Prompt>
Output the full listing below exactly as it reads, and skip anything that is a picture.

Material for this task>
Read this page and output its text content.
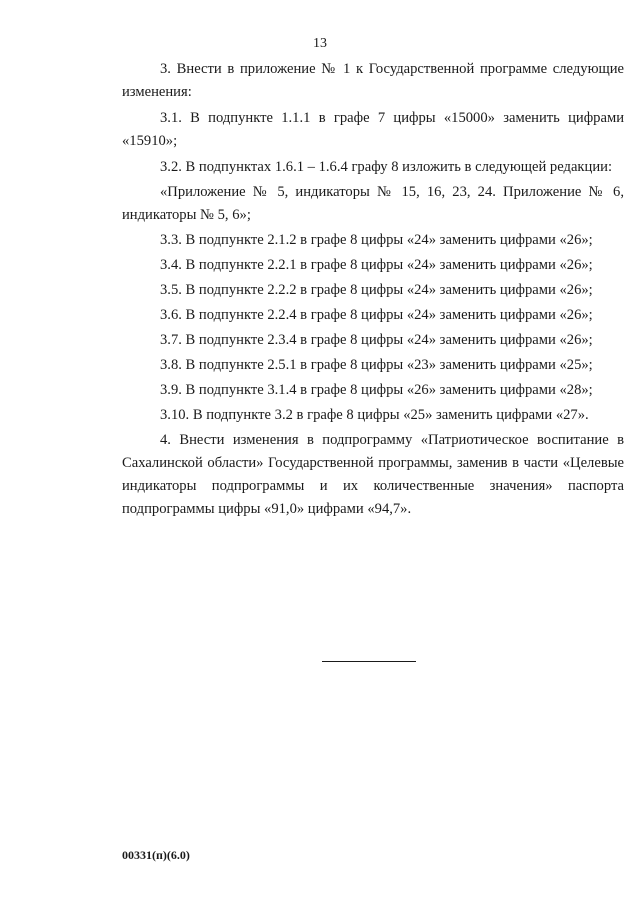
13

3. Внести в приложение № 1 к Государственной программе следующие изменения:

3.1. В подпункте 1.1.1 в графе 7 цифры «15000» заменить цифрами «15910»;

3.2. В подпунктах 1.6.1 – 1.6.4 графу 8 изложить в следующей редакции:

«Приложение № 5, индикаторы № 15, 16, 23, 24. Приложение № 6, индикаторы № 5, 6»;

3.3. В подпункте 2.1.2 в графе 8 цифры «24» заменить цифрами «26»;

3.4. В подпункте 2.2.1 в графе 8 цифры «24» заменить цифрами «26»;

3.5. В подпункте 2.2.2 в графе 8 цифры «24» заменить цифрами «26»;

3.6. В подпункте 2.2.4 в графе 8 цифры «24» заменить цифрами «26»;

3.7. В подпункте 2.3.4 в графе 8 цифры «24» заменить цифрами «26»;

3.8. В подпункте 2.5.1 в графе 8 цифры «23» заменить цифрами «25»;

3.9. В подпункте 3.1.4 в графе 8 цифры «26» заменить цифрами «28»;

3.10. В подпункте 3.2 в графе 8 цифры «25» заменить цифрами «27».

4. Внести изменения в подпрограмму «Патриотическое воспитание в Сахалинской области» Государственной программы, заменив в части «Целевые индикаторы подпрограммы и их количественные значения» паспорта подпрограммы цифры «91,0» цифрами «94,7».

00331(п)(6.0)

Exercise response>
Read this page and output its text content.
13

3. Внести в приложение № 1 к Государственной программе следующие изменения:

3.1. В подпункте 1.1.1 в графе 7 цифры «15000» заменить цифрами «15910»;

3.2. В подпунктах 1.6.1 – 1.6.4 графу 8 изложить в следующей редакции:

«Приложение № 5, индикаторы № 15, 16, 23, 24. Приложение № 6, индикаторы № 5, 6»;

3.3. В подпункте 2.1.2 в графе 8 цифры «24» заменить цифрами «26»;

3.4. В подпункте 2.2.1 в графе 8 цифры «24» заменить цифрами «26»;

3.5. В подпункте 2.2.2 в графе 8 цифры «24» заменить цифрами «26»;

3.6. В подпункте 2.2.4 в графе 8 цифры «24» заменить цифрами «26»;

3.7. В подпункте 2.3.4 в графе 8 цифры «24» заменить цифрами «26»;

3.8. В подпункте 2.5.1 в графе 8 цифры «23» заменить цифрами «25»;

3.9. В подпункте 3.1.4 в графе 8 цифры «26» заменить цифрами «28»;

3.10. В подпункте 3.2 в графе 8 цифры «25» заменить цифрами «27».

4. Внести изменения в подпрограмму «Патриотическое воспитание в Сахалинской области» Государственной программы, заменив в части «Целевые индикаторы подпрограммы и их количественные значения» паспорта подпрограммы цифры «91,0» цифрами «94,7».

00331(п)(6.0)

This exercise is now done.